Can you pull out each line of the data below that includes the word "centrales"?

===== Input material =====

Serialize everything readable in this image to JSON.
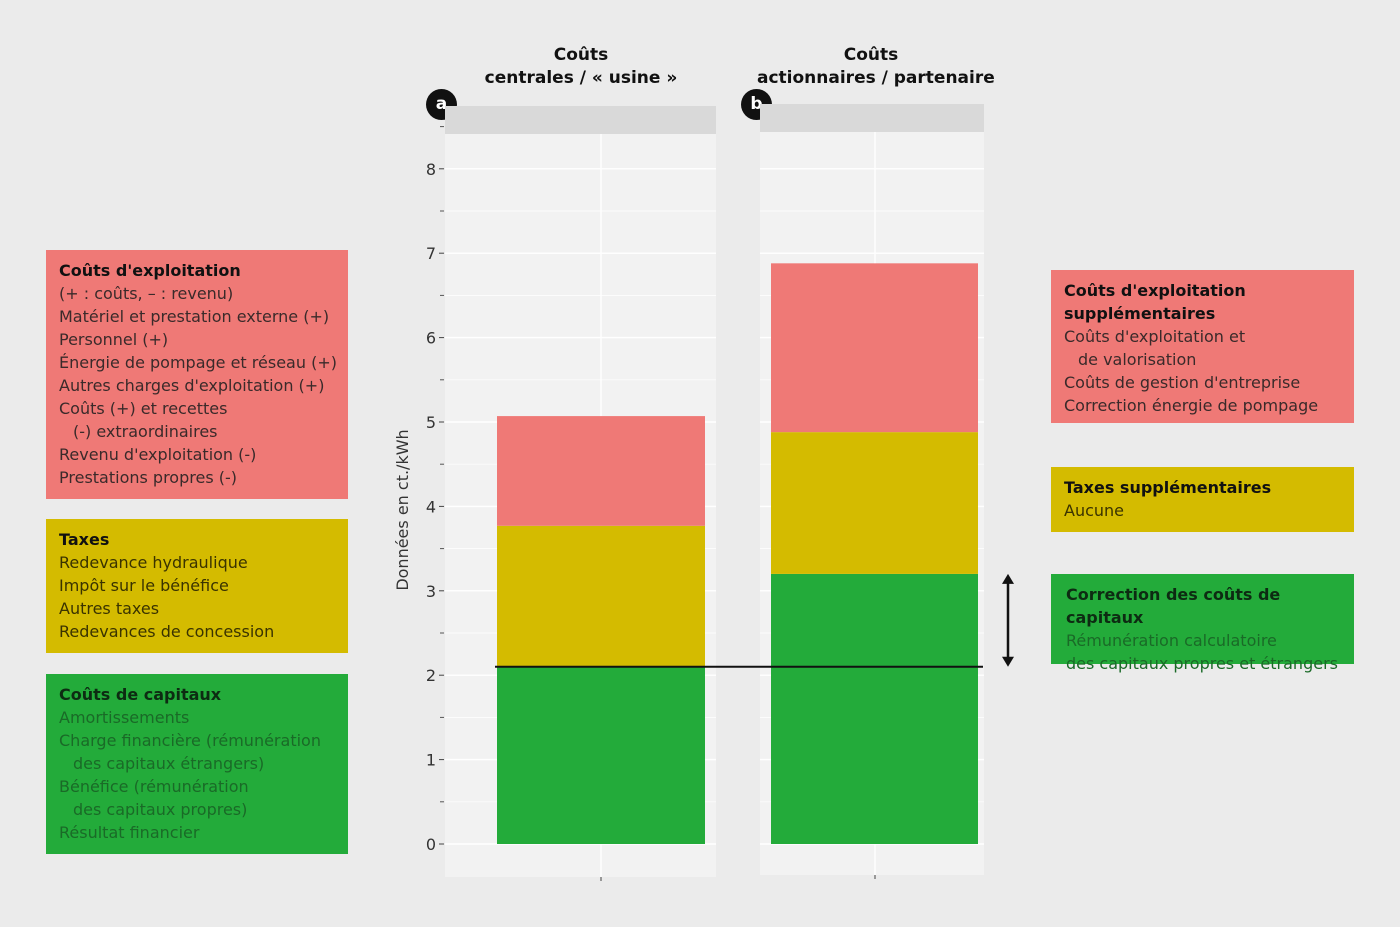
{
  "panels": [
    {
      "letter": "a",
      "title_line1": "Coûts",
      "title_line2": "centrales / « usine »"
    },
    {
      "letter": "b",
      "title_line1": "Coûts",
      "title_line2": "actionnaires / partenaire"
    }
  ],
  "legend_left": [
    {
      "title": "Coûts d'exploitation",
      "lines": [
        "(+ : coûts, – : revenu)",
        "Matériel et prestation externe (+)",
        "Personnel (+)",
        "Énergie de pompage et réseau (+)",
        "Autres charges d'exploitation (+)",
        "Coûts (+) et recettes",
        "(-) extraordinaires",
        "Revenu d'exploitation (-)",
        "Prestations propres (-)"
      ]
    },
    {
      "title": "Taxes",
      "lines": [
        "Redevance hydraulique",
        "Impôt sur le bénéfice",
        "Autres taxes",
        "Redevances de concession"
      ]
    },
    {
      "title": "Coûts de capitaux",
      "lines": [
        "Amortissements",
        "Charge financière (rémunération",
        "des capitaux étrangers)",
        "Bénéfice (rémunération",
        "des capitaux propres)",
        "Résultat financier"
      ]
    }
  ],
  "legend_right": [
    {
      "title_line1": "Coûts d'exploitation",
      "title_line2": "supplémentaires",
      "lines": [
        "Coûts d'exploitation et",
        "de valorisation",
        "Coûts de gestion d'entreprise",
        "Correction énergie de pompage"
      ]
    },
    {
      "title": "Taxes supplémentaires",
      "lines": [
        "Aucune"
      ]
    },
    {
      "title": "Correction des coûts de capitaux",
      "lines": [
        "Rémunération calculatoire",
        "des capitaux propres et étrangers"
      ]
    }
  ],
  "chart_data": {
    "type": "bar",
    "stacked": true,
    "ylabel": "Données en ct./kWh",
    "ylim": [
      0,
      8.6
    ],
    "yticks": [
      0,
      1,
      2,
      3,
      4,
      5,
      6,
      7,
      8
    ],
    "categories": [
      "Coûts centrales / « usine »",
      "Coûts actionnaires / partenaire"
    ],
    "series": [
      {
        "name": "Coûts de capitaux",
        "color": "#23ab3a",
        "values": [
          2.1,
          3.2
        ]
      },
      {
        "name": "Taxes",
        "color": "#d4bb00",
        "values": [
          1.67,
          1.68
        ]
      },
      {
        "name": "Coûts d'exploitation",
        "color": "#ef7976",
        "values": [
          1.3,
          2.0
        ]
      }
    ],
    "reference_line": 2.1,
    "arrow_range": [
      2.1,
      3.2
    ],
    "colors": {
      "panel_bg": "#f2f2f2",
      "strip_bg": "#d9d9d9",
      "page_bg": "#ebebeb"
    }
  }
}
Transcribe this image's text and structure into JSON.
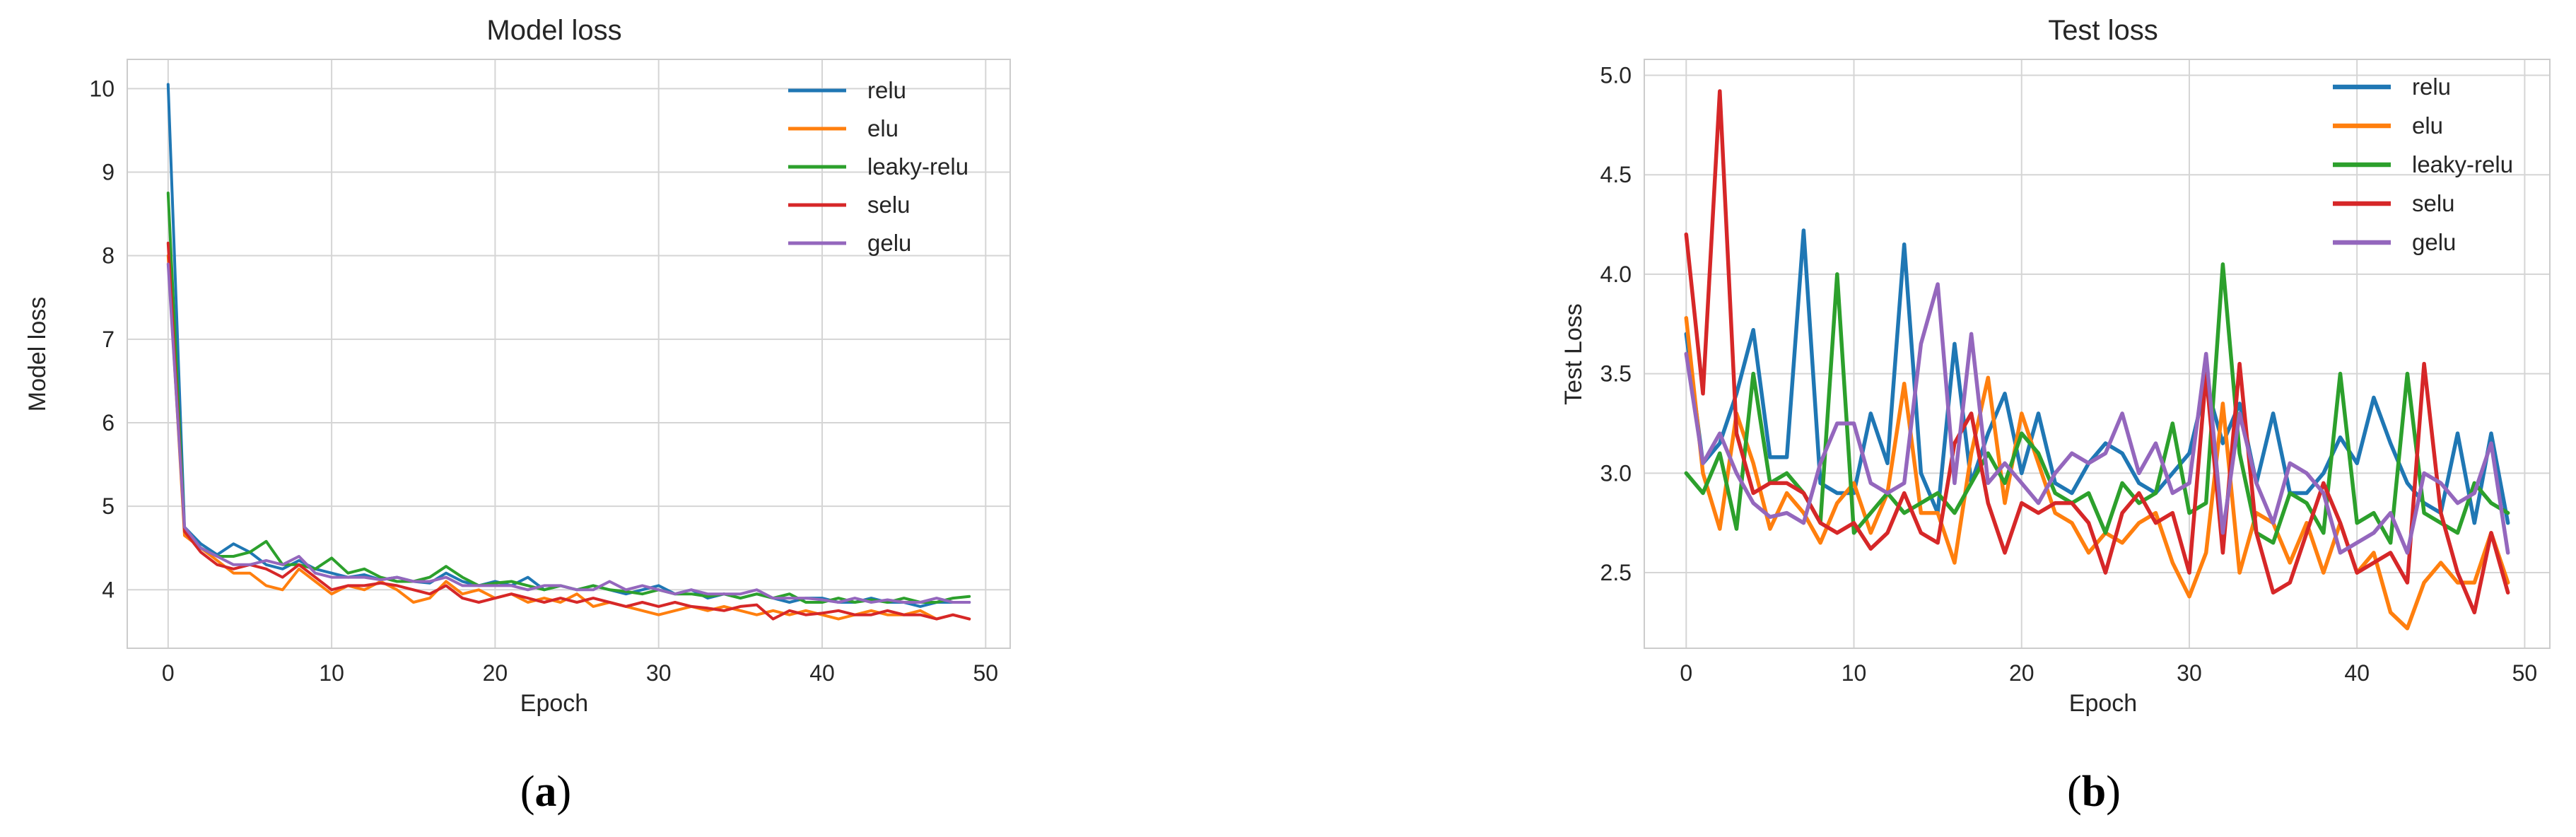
{
  "chart_data": [
    {
      "type": "line",
      "title": "Model loss",
      "xlabel": "Epoch",
      "ylabel": "Model loss",
      "xlim": [
        -2.5,
        51.5
      ],
      "ylim": [
        3.3,
        10.35
      ],
      "xticks": [
        0,
        10,
        20,
        30,
        40,
        50
      ],
      "yticks": [
        4,
        5,
        6,
        7,
        8,
        9,
        10
      ],
      "grid": true,
      "legend_position": "top-right",
      "caption": {
        "open": "(",
        "letter": "a",
        "close": ")"
      },
      "x": [
        0,
        1,
        2,
        3,
        4,
        5,
        6,
        7,
        8,
        9,
        10,
        11,
        12,
        13,
        14,
        15,
        16,
        17,
        18,
        19,
        20,
        21,
        22,
        23,
        24,
        25,
        26,
        27,
        28,
        29,
        30,
        31,
        32,
        33,
        34,
        35,
        36,
        37,
        38,
        39,
        40,
        41,
        42,
        43,
        44,
        45,
        46,
        47,
        48,
        49
      ],
      "series": [
        {
          "name": "relu",
          "color": "#1f77b4",
          "values": [
            10.05,
            4.75,
            4.55,
            4.42,
            4.55,
            4.45,
            4.3,
            4.25,
            4.35,
            4.25,
            4.2,
            4.15,
            4.18,
            4.12,
            4.15,
            4.1,
            4.08,
            4.2,
            4.1,
            4.05,
            4.1,
            4.05,
            4.15,
            4.0,
            4.05,
            4.0,
            4.05,
            4.0,
            3.95,
            4.0,
            4.05,
            3.95,
            4.0,
            3.9,
            3.95,
            3.9,
            3.95,
            3.9,
            3.85,
            3.9,
            3.9,
            3.85,
            3.85,
            3.9,
            3.85,
            3.85,
            3.8,
            3.85,
            3.85,
            3.85
          ]
        },
        {
          "name": "elu",
          "color": "#ff7f0e",
          "values": [
            8.0,
            4.65,
            4.5,
            4.35,
            4.2,
            4.2,
            4.05,
            4.0,
            4.25,
            4.1,
            3.95,
            4.05,
            4.0,
            4.1,
            4.0,
            3.85,
            3.9,
            4.1,
            3.95,
            4.0,
            3.9,
            3.95,
            3.85,
            3.9,
            3.85,
            3.95,
            3.8,
            3.85,
            3.8,
            3.75,
            3.7,
            3.75,
            3.8,
            3.75,
            3.8,
            3.75,
            3.7,
            3.75,
            3.7,
            3.75,
            3.7,
            3.65,
            3.7,
            3.75,
            3.7,
            3.7,
            3.75,
            3.65,
            3.7,
            3.65
          ]
        },
        {
          "name": "leaky-relu",
          "color": "#2ca02c",
          "values": [
            8.75,
            4.7,
            4.5,
            4.4,
            4.4,
            4.45,
            4.58,
            4.3,
            4.3,
            4.25,
            4.38,
            4.2,
            4.25,
            4.15,
            4.1,
            4.1,
            4.15,
            4.28,
            4.15,
            4.05,
            4.08,
            4.1,
            4.05,
            4.0,
            4.05,
            4.0,
            4.05,
            4.0,
            3.98,
            3.95,
            4.0,
            3.95,
            3.95,
            3.92,
            3.95,
            3.9,
            3.95,
            3.9,
            3.95,
            3.85,
            3.85,
            3.9,
            3.85,
            3.88,
            3.85,
            3.9,
            3.85,
            3.85,
            3.9,
            3.92
          ]
        },
        {
          "name": "selu",
          "color": "#d62728",
          "values": [
            8.15,
            4.7,
            4.45,
            4.3,
            4.25,
            4.3,
            4.25,
            4.15,
            4.3,
            4.15,
            4.0,
            4.05,
            4.05,
            4.08,
            4.05,
            4.0,
            3.95,
            4.05,
            3.9,
            3.85,
            3.9,
            3.95,
            3.9,
            3.85,
            3.9,
            3.85,
            3.9,
            3.85,
            3.8,
            3.85,
            3.8,
            3.85,
            3.8,
            3.78,
            3.75,
            3.8,
            3.82,
            3.65,
            3.75,
            3.7,
            3.72,
            3.75,
            3.7,
            3.7,
            3.75,
            3.7,
            3.7,
            3.65,
            3.7,
            3.65
          ]
        },
        {
          "name": "gelu",
          "color": "#9467bd",
          "values": [
            7.9,
            4.75,
            4.5,
            4.4,
            4.3,
            4.3,
            4.35,
            4.3,
            4.4,
            4.2,
            4.15,
            4.15,
            4.15,
            4.12,
            4.15,
            4.1,
            4.1,
            4.15,
            4.05,
            4.05,
            4.05,
            4.05,
            4.0,
            4.05,
            4.05,
            4.0,
            4.0,
            4.1,
            4.0,
            4.05,
            4.0,
            3.95,
            4.0,
            3.95,
            3.95,
            3.95,
            4.0,
            3.9,
            3.9,
            3.9,
            3.88,
            3.85,
            3.9,
            3.85,
            3.88,
            3.85,
            3.85,
            3.9,
            3.85,
            3.85
          ]
        }
      ]
    },
    {
      "type": "line",
      "title": "Test loss",
      "xlabel": "Epoch",
      "ylabel": "Test Loss",
      "xlim": [
        -2.5,
        51.5
      ],
      "ylim": [
        2.12,
        5.08
      ],
      "xticks": [
        0,
        10,
        20,
        30,
        40,
        50
      ],
      "yticks": [
        2.5,
        3.0,
        3.5,
        4.0,
        4.5,
        5.0
      ],
      "ytick_labels": [
        "2.5",
        "3.0",
        "3.5",
        "4.0",
        "4.5",
        "5.0"
      ],
      "grid": true,
      "legend_position": "top-right",
      "caption": {
        "open": "(",
        "letter": "b",
        "close": ")"
      },
      "x": [
        0,
        1,
        2,
        3,
        4,
        5,
        6,
        7,
        8,
        9,
        10,
        11,
        12,
        13,
        14,
        15,
        16,
        17,
        18,
        19,
        20,
        21,
        22,
        23,
        24,
        25,
        26,
        27,
        28,
        29,
        30,
        31,
        32,
        33,
        34,
        35,
        36,
        37,
        38,
        39,
        40,
        41,
        42,
        43,
        44,
        45,
        46,
        47,
        48,
        49
      ],
      "series": [
        {
          "name": "relu",
          "color": "#1f77b4",
          "values": [
            3.7,
            3.05,
            3.15,
            3.4,
            3.72,
            3.08,
            3.08,
            4.22,
            2.95,
            2.9,
            2.9,
            3.3,
            3.05,
            4.15,
            3.0,
            2.8,
            3.65,
            2.95,
            3.2,
            3.4,
            3.0,
            3.3,
            2.95,
            2.9,
            3.05,
            3.15,
            3.1,
            2.95,
            2.9,
            3.0,
            3.1,
            3.45,
            3.15,
            3.35,
            2.95,
            3.3,
            2.9,
            2.9,
            3.0,
            3.18,
            3.05,
            3.38,
            3.15,
            2.95,
            2.85,
            2.8,
            3.2,
            2.75,
            3.2,
            2.75
          ]
        },
        {
          "name": "elu",
          "color": "#ff7f0e",
          "values": [
            3.78,
            3.0,
            2.72,
            3.3,
            3.05,
            2.72,
            2.9,
            2.8,
            2.65,
            2.85,
            2.95,
            2.7,
            2.9,
            3.45,
            2.8,
            2.8,
            2.55,
            3.1,
            3.48,
            2.85,
            3.3,
            3.05,
            2.8,
            2.75,
            2.6,
            2.7,
            2.65,
            2.75,
            2.8,
            2.55,
            2.38,
            2.6,
            3.35,
            2.5,
            2.8,
            2.75,
            2.55,
            2.75,
            2.5,
            2.75,
            2.5,
            2.6,
            2.3,
            2.22,
            2.45,
            2.55,
            2.45,
            2.45,
            2.7,
            2.45
          ]
        },
        {
          "name": "leaky-relu",
          "color": "#2ca02c",
          "values": [
            3.0,
            2.9,
            3.1,
            2.72,
            3.5,
            2.95,
            3.0,
            2.9,
            2.75,
            4.0,
            2.7,
            2.8,
            2.9,
            2.8,
            2.85,
            2.9,
            2.8,
            2.95,
            3.1,
            2.95,
            3.2,
            3.1,
            2.9,
            2.85,
            2.9,
            2.7,
            2.95,
            2.85,
            2.9,
            3.25,
            2.8,
            2.85,
            4.05,
            3.1,
            2.7,
            2.65,
            2.9,
            2.85,
            2.7,
            3.5,
            2.75,
            2.8,
            2.65,
            3.5,
            2.8,
            2.75,
            2.7,
            2.95,
            2.85,
            2.8
          ]
        },
        {
          "name": "selu",
          "color": "#d62728",
          "values": [
            4.2,
            3.4,
            4.92,
            3.2,
            2.9,
            2.95,
            2.95,
            2.9,
            2.75,
            2.7,
            2.75,
            2.62,
            2.7,
            2.9,
            2.7,
            2.65,
            3.15,
            3.3,
            2.85,
            2.6,
            2.85,
            2.8,
            2.85,
            2.85,
            2.75,
            2.5,
            2.8,
            2.9,
            2.75,
            2.8,
            2.5,
            3.5,
            2.6,
            3.55,
            2.7,
            2.4,
            2.45,
            2.7,
            2.95,
            2.75,
            2.5,
            2.55,
            2.6,
            2.45,
            3.55,
            2.8,
            2.5,
            2.3,
            2.7,
            2.4
          ]
        },
        {
          "name": "gelu",
          "color": "#9467bd",
          "values": [
            3.6,
            3.05,
            3.2,
            3.0,
            2.85,
            2.78,
            2.8,
            2.75,
            3.05,
            3.25,
            3.25,
            2.95,
            2.9,
            2.95,
            3.65,
            3.95,
            2.95,
            3.7,
            2.95,
            3.05,
            2.95,
            2.85,
            3.0,
            3.1,
            3.05,
            3.1,
            3.3,
            3.0,
            3.15,
            2.9,
            2.95,
            3.6,
            2.7,
            3.3,
            2.95,
            2.75,
            3.05,
            3.0,
            2.9,
            2.6,
            2.65,
            2.7,
            2.8,
            2.6,
            3.0,
            2.95,
            2.85,
            2.9,
            3.15,
            2.6
          ]
        }
      ]
    }
  ]
}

=====

Response:
      "title_line2": "centrales / « usine »"
      "Coûts centrales / « usine »",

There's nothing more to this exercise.